Provided entries
━━━━━━━━

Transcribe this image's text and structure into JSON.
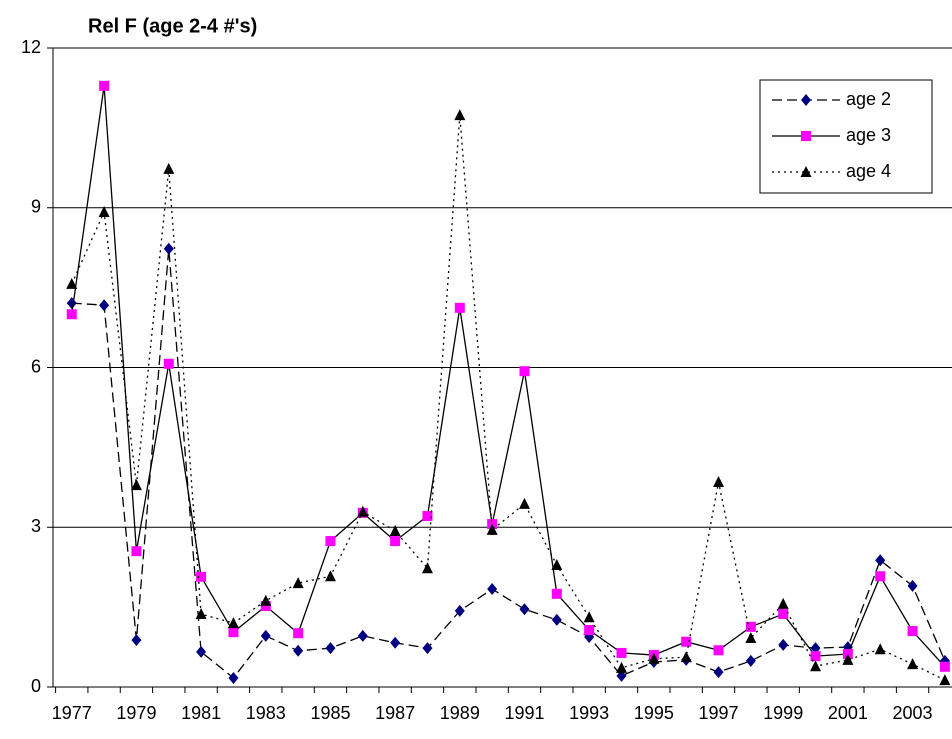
{
  "chart_data": {
    "type": "line",
    "title": "Rel F (age 2-4 #'s)",
    "x": [
      1977,
      1978,
      1979,
      1980,
      1981,
      1982,
      1983,
      1984,
      1985,
      1986,
      1987,
      1988,
      1989,
      1990,
      1991,
      1992,
      1993,
      1994,
      1995,
      1996,
      1997,
      1998,
      1999,
      2000,
      2001,
      2002,
      2003,
      2004
    ],
    "xlim": [
      1976.42,
      2004.22
    ],
    "xticks": [
      1977,
      1979,
      1981,
      1983,
      1985,
      1987,
      1989,
      1991,
      1993,
      1995,
      1997,
      1999,
      2001,
      2003
    ],
    "ylim": [
      0,
      12
    ],
    "yticks": [
      0,
      3,
      6,
      9,
      12
    ],
    "grid": true,
    "legend": "upper right",
    "series": [
      {
        "name": "age 2",
        "color": "#000080",
        "marker": "diamond",
        "marker_color": "#000080",
        "line_color": "#000000",
        "dash": "dashed",
        "values": [
          7.21,
          7.17,
          0.88,
          8.23,
          0.66,
          0.17,
          0.96,
          0.68,
          0.73,
          0.96,
          0.83,
          0.73,
          1.43,
          1.84,
          1.46,
          1.26,
          0.94,
          0.21,
          0.47,
          0.51,
          0.28,
          0.49,
          0.79,
          0.73,
          0.75,
          2.38,
          1.9,
          0.49
        ]
      },
      {
        "name": "age 3",
        "color": "#ff00ff",
        "marker": "square",
        "marker_color": "#ff00ff",
        "line_color": "#000000",
        "dash": "solid",
        "values": [
          7.0,
          11.29,
          2.55,
          6.07,
          2.07,
          1.03,
          1.52,
          1.01,
          2.74,
          3.27,
          2.74,
          3.21,
          7.12,
          3.06,
          5.93,
          1.75,
          1.07,
          0.64,
          0.6,
          0.85,
          0.69,
          1.13,
          1.37,
          0.58,
          0.62,
          2.08,
          1.05,
          0.38
        ]
      },
      {
        "name": "age 4",
        "color": "#000000",
        "marker": "triangle",
        "marker_color": "#000000",
        "line_color": "#000000",
        "dash": "dotted",
        "values": [
          7.57,
          8.92,
          3.79,
          9.73,
          1.37,
          1.2,
          1.62,
          1.95,
          2.08,
          3.29,
          2.93,
          2.23,
          10.74,
          2.95,
          3.44,
          2.29,
          1.31,
          0.36,
          0.53,
          0.56,
          3.85,
          0.92,
          1.56,
          0.39,
          0.51,
          0.71,
          0.43,
          0.13
        ]
      }
    ]
  }
}
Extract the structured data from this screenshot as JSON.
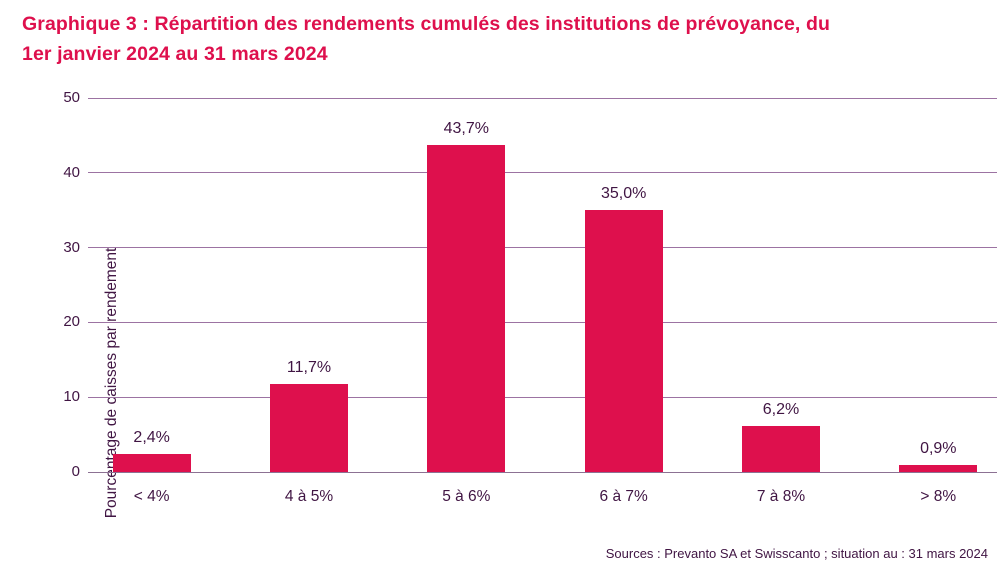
{
  "title": {
    "line1": "Graphique 3 : Répartition des rendements cumulés des institutions de prévoyance, du",
    "line2": "1er janvier 2024 au 31 mars 2024"
  },
  "source": "Sources : Prevanto SA et Swisscanto ; situation au : 31 mars 2024",
  "colors": {
    "accent": "#DE104D",
    "text": "#401543",
    "gridline": "#9C73A2",
    "axis_line": "#8C7193"
  },
  "chart_data": {
    "type": "bar",
    "categories": [
      "< 4%",
      "4 à 5%",
      "5 à 6%",
      "6 à 7%",
      "7 à 8%",
      "> 8%"
    ],
    "values": [
      2.4,
      11.7,
      43.7,
      35.0,
      6.2,
      0.9
    ],
    "value_labels": [
      "2,4%",
      "11,7%",
      "43,7%",
      "35,0%",
      "6,2%",
      "0,9%"
    ],
    "xlabel": "",
    "ylabel": "Pourcentage de caisses par rendement",
    "ylim": [
      0,
      50
    ],
    "yticks": [
      0,
      10,
      20,
      30,
      40,
      50
    ],
    "grid": true,
    "legend": "none",
    "bar_color": "#DE104D"
  }
}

━━━━━━━━

Challenge
Retype every entry verbatim and exclude the pictures from the copy.

Written response
Transcribe this image's text and structure into JSON.
{
  "chart_data": {
    "type": "line",
    "title": "Rel F (age 2-4 #'s)",
    "x": [
      1977,
      1978,
      1979,
      1980,
      1981,
      1982,
      1983,
      1984,
      1985,
      1986,
      1987,
      1988,
      1989,
      1990,
      1991,
      1992,
      1993,
      1994,
      1995,
      1996,
      1997,
      1998,
      1999,
      2000,
      2001,
      2002,
      2003,
      2004
    ],
    "xlim": [
      1976.42,
      2004.22
    ],
    "xticks": [
      1977,
      1979,
      1981,
      1983,
      1985,
      1987,
      1989,
      1991,
      1993,
      1995,
      1997,
      1999,
      2001,
      2003
    ],
    "ylim": [
      0,
      12
    ],
    "yticks": [
      0,
      3,
      6,
      9,
      12
    ],
    "grid": true,
    "legend": "upper right",
    "series": [
      {
        "name": "age 2",
        "color": "#000080",
        "marker": "diamond",
        "marker_color": "#000080",
        "line_color": "#000000",
        "dash": "dashed",
        "values": [
          7.21,
          7.17,
          0.88,
          8.23,
          0.66,
          0.17,
          0.96,
          0.68,
          0.73,
          0.96,
          0.83,
          0.73,
          1.43,
          1.84,
          1.46,
          1.26,
          0.94,
          0.21,
          0.47,
          0.51,
          0.28,
          0.49,
          0.79,
          0.73,
          0.75,
          2.38,
          1.9,
          0.49
        ]
      },
      {
        "name": "age 3",
        "color": "#ff00ff",
        "marker": "square",
        "marker_color": "#ff00ff",
        "line_color": "#000000",
        "dash": "solid",
        "values": [
          7.0,
          11.29,
          2.55,
          6.07,
          2.07,
          1.03,
          1.52,
          1.01,
          2.74,
          3.27,
          2.74,
          3.21,
          7.12,
          3.06,
          5.93,
          1.75,
          1.07,
          0.64,
          0.6,
          0.85,
          0.69,
          1.13,
          1.37,
          0.58,
          0.62,
          2.08,
          1.05,
          0.38
        ]
      },
      {
        "name": "age 4",
        "color": "#000000",
        "marker": "triangle",
        "marker_color": "#000000",
        "line_color": "#000000",
        "dash": "dotted",
        "values": [
          7.57,
          8.92,
          3.79,
          9.73,
          1.37,
          1.2,
          1.62,
          1.95,
          2.08,
          3.29,
          2.93,
          2.23,
          10.74,
          2.95,
          3.44,
          2.29,
          1.31,
          0.36,
          0.53,
          0.56,
          3.85,
          0.92,
          1.56,
          0.39,
          0.51,
          0.71,
          0.43,
          0.13
        ]
      }
    ]
  }
}
Extract the structured data from this screenshot as JSON.
{
  "title": {
    "line1": "Graphique 3 : Répartition des rendements cumulés des institutions de prévoyance, du",
    "line2": "1er janvier 2024 au 31 mars 2024"
  },
  "source": "Sources : Prevanto SA et Swisscanto ; situation au : 31 mars 2024",
  "colors": {
    "accent": "#DE104D",
    "text": "#401543",
    "gridline": "#9C73A2",
    "axis_line": "#8C7193"
  },
  "chart_data": {
    "type": "bar",
    "categories": [
      "< 4%",
      "4 à 5%",
      "5 à 6%",
      "6 à 7%",
      "7 à 8%",
      "> 8%"
    ],
    "values": [
      2.4,
      11.7,
      43.7,
      35.0,
      6.2,
      0.9
    ],
    "value_labels": [
      "2,4%",
      "11,7%",
      "43,7%",
      "35,0%",
      "6,2%",
      "0,9%"
    ],
    "xlabel": "",
    "ylabel": "Pourcentage de caisses par rendement",
    "ylim": [
      0,
      50
    ],
    "yticks": [
      0,
      10,
      20,
      30,
      40,
      50
    ],
    "grid": true,
    "legend": "none",
    "bar_color": "#DE104D"
  }
}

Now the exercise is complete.